= EXERCISE PROMPT =
Retype all of the data exactly as given.

Entries from a dataset:
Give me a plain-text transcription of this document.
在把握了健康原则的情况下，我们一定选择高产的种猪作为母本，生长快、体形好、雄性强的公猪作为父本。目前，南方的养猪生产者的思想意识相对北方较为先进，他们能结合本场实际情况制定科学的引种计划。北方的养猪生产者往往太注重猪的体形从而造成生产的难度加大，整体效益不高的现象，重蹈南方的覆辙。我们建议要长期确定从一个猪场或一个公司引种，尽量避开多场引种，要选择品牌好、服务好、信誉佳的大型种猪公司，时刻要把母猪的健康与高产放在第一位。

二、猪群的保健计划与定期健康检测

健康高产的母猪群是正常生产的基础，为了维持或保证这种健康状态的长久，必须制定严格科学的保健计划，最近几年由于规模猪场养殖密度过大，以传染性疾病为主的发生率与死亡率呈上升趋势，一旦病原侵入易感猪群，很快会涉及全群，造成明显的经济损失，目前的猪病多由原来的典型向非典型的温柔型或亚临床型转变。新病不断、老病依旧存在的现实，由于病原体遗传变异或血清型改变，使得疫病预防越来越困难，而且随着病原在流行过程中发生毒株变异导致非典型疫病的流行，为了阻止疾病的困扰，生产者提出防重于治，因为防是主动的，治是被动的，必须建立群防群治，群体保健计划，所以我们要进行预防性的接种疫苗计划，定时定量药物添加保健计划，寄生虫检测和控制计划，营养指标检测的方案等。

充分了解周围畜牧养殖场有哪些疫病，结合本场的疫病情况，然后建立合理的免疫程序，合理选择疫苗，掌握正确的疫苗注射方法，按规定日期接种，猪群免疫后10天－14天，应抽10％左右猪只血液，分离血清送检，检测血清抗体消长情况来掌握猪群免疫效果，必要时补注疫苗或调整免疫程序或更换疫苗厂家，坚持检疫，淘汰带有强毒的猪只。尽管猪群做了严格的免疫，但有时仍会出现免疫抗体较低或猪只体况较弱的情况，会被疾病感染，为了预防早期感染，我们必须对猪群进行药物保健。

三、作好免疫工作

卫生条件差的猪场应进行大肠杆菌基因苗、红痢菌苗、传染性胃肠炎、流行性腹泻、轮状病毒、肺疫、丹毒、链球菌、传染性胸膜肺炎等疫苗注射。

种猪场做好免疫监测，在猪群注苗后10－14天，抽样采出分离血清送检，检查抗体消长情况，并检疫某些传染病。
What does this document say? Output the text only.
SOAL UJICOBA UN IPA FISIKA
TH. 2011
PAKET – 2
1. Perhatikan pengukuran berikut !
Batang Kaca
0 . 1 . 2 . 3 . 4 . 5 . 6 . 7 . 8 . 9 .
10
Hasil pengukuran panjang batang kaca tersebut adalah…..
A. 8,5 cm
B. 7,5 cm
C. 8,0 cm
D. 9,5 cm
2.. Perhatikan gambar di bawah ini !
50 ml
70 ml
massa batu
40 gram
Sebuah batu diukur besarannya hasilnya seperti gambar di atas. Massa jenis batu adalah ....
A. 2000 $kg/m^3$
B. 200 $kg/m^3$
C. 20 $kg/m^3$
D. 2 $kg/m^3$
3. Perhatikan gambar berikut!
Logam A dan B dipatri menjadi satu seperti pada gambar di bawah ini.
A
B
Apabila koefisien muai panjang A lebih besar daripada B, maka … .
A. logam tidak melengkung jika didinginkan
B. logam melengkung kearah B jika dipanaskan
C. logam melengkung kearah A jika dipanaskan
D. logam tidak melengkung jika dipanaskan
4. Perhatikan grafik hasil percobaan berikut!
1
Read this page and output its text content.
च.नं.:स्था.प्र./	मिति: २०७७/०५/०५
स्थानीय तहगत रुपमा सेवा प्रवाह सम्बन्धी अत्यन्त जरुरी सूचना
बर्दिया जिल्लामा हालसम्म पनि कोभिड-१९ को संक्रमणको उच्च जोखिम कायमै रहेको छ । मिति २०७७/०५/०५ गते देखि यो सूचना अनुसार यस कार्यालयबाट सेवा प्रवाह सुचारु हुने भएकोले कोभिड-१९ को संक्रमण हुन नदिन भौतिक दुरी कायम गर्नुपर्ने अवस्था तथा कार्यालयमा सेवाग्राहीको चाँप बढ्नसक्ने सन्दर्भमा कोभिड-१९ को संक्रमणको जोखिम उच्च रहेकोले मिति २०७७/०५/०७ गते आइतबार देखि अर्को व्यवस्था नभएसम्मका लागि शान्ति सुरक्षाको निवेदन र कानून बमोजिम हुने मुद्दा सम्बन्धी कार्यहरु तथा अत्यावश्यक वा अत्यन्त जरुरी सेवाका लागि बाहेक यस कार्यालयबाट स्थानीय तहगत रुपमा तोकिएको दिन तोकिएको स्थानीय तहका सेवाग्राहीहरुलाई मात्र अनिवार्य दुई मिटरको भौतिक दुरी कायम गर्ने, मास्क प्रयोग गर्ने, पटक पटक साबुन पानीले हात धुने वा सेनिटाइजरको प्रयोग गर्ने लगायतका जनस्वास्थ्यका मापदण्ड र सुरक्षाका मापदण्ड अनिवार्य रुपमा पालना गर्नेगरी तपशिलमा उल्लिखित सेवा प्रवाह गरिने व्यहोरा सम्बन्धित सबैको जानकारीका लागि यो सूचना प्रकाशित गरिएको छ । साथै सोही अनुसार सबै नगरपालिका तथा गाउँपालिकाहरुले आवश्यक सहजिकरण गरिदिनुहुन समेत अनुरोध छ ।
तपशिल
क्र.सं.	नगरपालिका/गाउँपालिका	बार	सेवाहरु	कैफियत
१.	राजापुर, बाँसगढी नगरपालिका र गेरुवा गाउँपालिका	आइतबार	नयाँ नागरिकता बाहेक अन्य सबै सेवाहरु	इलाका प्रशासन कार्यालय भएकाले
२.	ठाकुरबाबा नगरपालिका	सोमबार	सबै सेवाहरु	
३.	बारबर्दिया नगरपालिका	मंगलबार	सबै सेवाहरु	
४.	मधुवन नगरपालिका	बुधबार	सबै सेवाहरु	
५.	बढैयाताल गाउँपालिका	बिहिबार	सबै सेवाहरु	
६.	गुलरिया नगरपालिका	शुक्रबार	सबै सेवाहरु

= RESPONSE TO THE TASK =
Give me a plain-text transcription of this document.
在把握了健康原则的情况下，我们一定选择高产的种猪作为母本，生长快、体形好、雄性强的公猪作为父本。目前，南方的养猪生产者的思想意识相对北方较为先进，他们能结合本场实际情况制定科学的引种计划。北方的养猪生产者往往太注重猪的体形从而造成生产的难度加大，整体效益不高的现象，重蹈南方的覆辙。我们建议要长期确定从一个猪场或一个公司引种，尽量避开多场引种，要选择品牌好、服务好、信誉佳的大型种猪公司，时刻要把母猪的健康与高产放在第一位。

二、猪群的保健计划与定期健康检测

健康高产的母猪群是正常生产的基础，为了维持或保证这种健康状态的长久，必须制定严格科学的保健计划，最近几年由于规模猪场养殖密度过大，以传染性疾病为主的发生率与死亡率呈上升趋势，一旦病原侵入易感猪群，很快会涉及全群，造成明显的经济损失，目前的猪病多由原来的典型向非典型的温柔型或亚临床型转变。新病不断、老病依旧存在的现实，由于病原体遗传变异或血清型改变，使得疫病预防越来越困难，而且随着病原在流行过程中发生毒株变异导致非典型疫病的流行，为了阻止疾病的困扰，生产者提出防重于治，因为防是主动的，治是被动的，必须建立群防群治，群体保健计划，所以我们要进行预防性的接种疫苗计划，定时定量药物添加保健计划，寄生虫检测和控制计划，营养指标检测的方案等。

充分了解周围畜牧养殖场有哪些疫病，结合本场的疫病情况，然后建立合理的免疫程序，合理选择疫苗，掌握正确的疫苗注射方法，按规定日期接种，猪群免疫后10天－14天，应抽10％左右猪只血液，分离血清送检，检测血清抗体消长情况来掌握猪群免疫效果，必要时补注疫苗或调整免疫程序或更换疫苗厂家，坚持检疫，淘汰带有强毒的猪只。尽管猪群做了严格的免疫，但有时仍会出现免疫抗体较低或猪只体况较弱的情况，会被疾病感染，为了预防早期感染，我们必须对猪群进行药物保健。

三、作好免疫工作

卫生条件差的猪场应进行大肠杆菌基因苗、红痢菌苗、传染性胃肠炎、流行性腹泻、轮状病毒、肺疫、丹毒、链球菌、传染性胸膜肺炎等疫苗注射。

种猪场做好免疫监测，在猪群注苗后10－14天，抽样采出分离血清送检，检查抗体消长情况，并检疫某些传染病。
What does this document say? Output the text only.
SOAL UJICOBA UN IPA FISIKA
TH. 2011
PAKET – 2
1. Perhatikan pengukuran berikut !
Batang Kaca
0 . 1 . 2 . 3 . 4 . 5 . 6 . 7 . 8 . 9 .
10
Hasil pengukuran panjang batang kaca tersebut adalah…..
A. 8,5 cm
B. 7,5 cm
C. 8,0 cm
D. 9,5 cm
2.. Perhatikan gambar di bawah ini !
50 ml
70 ml
massa batu
40 gram
Sebuah batu diukur besarannya hasilnya seperti gambar di atas. Massa jenis batu adalah ....
A. 2000 $kg/m^3$
B. 200 $kg/m^3$
C. 20 $kg/m^3$
D. 2 $kg/m^3$
3. Perhatikan gambar berikut!
Logam A dan B dipatri menjadi satu seperti pada gambar di bawah ini.
A
B
Apabila koefisien muai panjang A lebih besar daripada B, maka … .
A. logam tidak melengkung jika didinginkan
B. logam melengkung kearah B jika dipanaskan
C. logam melengkung kearah A jika dipanaskan
D. logam tidak melengkung jika dipanaskan
4. Perhatikan grafik hasil percobaan berikut!
1
Read this page and output its text content.
च.नं.:स्था.प्र./	मिति: २०७७/०५/०५
स्थानीय तहगत रुपमा सेवा प्रवाह सम्बन्धी अत्यन्त जरुरी सूचना
बर्दिया जिल्लामा हालसम्म पनि कोभिड-१९ को संक्रमणको उच्च जोखिम कायमै रहेको छ । मिति २०७७/०५/०५ गते देखि यो सूचना अनुसार यस कार्यालयबाट सेवा प्रवाह सुचारु हुने भएकोले कोभिड-१९ को संक्रमण हुन नदिन भौतिक दुरी कायम गर्नुपर्ने अवस्था तथा कार्यालयमा सेवाग्राहीको चाँप बढ्नसक्ने सन्दर्भमा कोभिड-१९ को संक्रमणको जोखिम उच्च रहेकोले मिति २०७७/०५/०७ गते आइतबार देखि अर्को व्यवस्था नभएसम्मका लागि शान्ति सुरक्षाको निवेदन र कानून बमोजिम हुने मुद्दा सम्बन्धी कार्यहरु तथा अत्यावश्यक वा अत्यन्त जरुरी सेवाका लागि बाहेक यस कार्यालयबाट स्थानीय तहगत रुपमा तोकिएको दिन तोकिएको स्थानीय तहका सेवाग्राहीहरुलाई मात्र अनिवार्य दुई मिटरको भौतिक दुरी कायम गर्ने, मास्क प्रयोग गर्ने, पटक पटक साबुन पानीले हात धुने वा सेनिटाइजरको प्रयोग गर्ने लगायतका जनस्वास्थ्यका मापदण्ड र सुरक्षाका मापदण्ड अनिवार्य रुपमा पालना गर्नेगरी तपशिलमा उल्लिखित सेवा प्रवाह गरिने व्यहोरा सम्बन्धित सबैको जानकारीका लागि यो सूचना प्रकाशित गरिएको छ । साथै सोही अनुसार सबै नगरपालिका तथा गाउँपालिकाहरुले आवश्यक सहजिकरण गरिदिनुहुन समेत अनुरोध छ ।
तपशिल
क्र.सं.	नगरपालिका/गाउँपालिका	बार	सेवाहरु	कैफियत
१.	राजापुर, बाँसगढी नगरपालिका र गेरुवा गाउँपालिका	आइतबार	नयाँ नागरिकता बाहेक अन्य सबै सेवाहरु	इलाका प्रशासन कार्यालय भएकाले
२.	ठाकुरबाबा नगरपालिका	सोमबार	सबै सेवाहरु	
३.	बारबर्दिया नगरपालिका	मंगलबार	सबै सेवाहरु	
४.	मधुवन नगरपालिका	बुधबार	सबै सेवाहरु	
५.	बढैयाताल गाउँपालिका	बिहिबार	सबै सेवाहरु	
६.	गुलरिया नगरपालिका	शुक्रबार	सबै सेवाहरु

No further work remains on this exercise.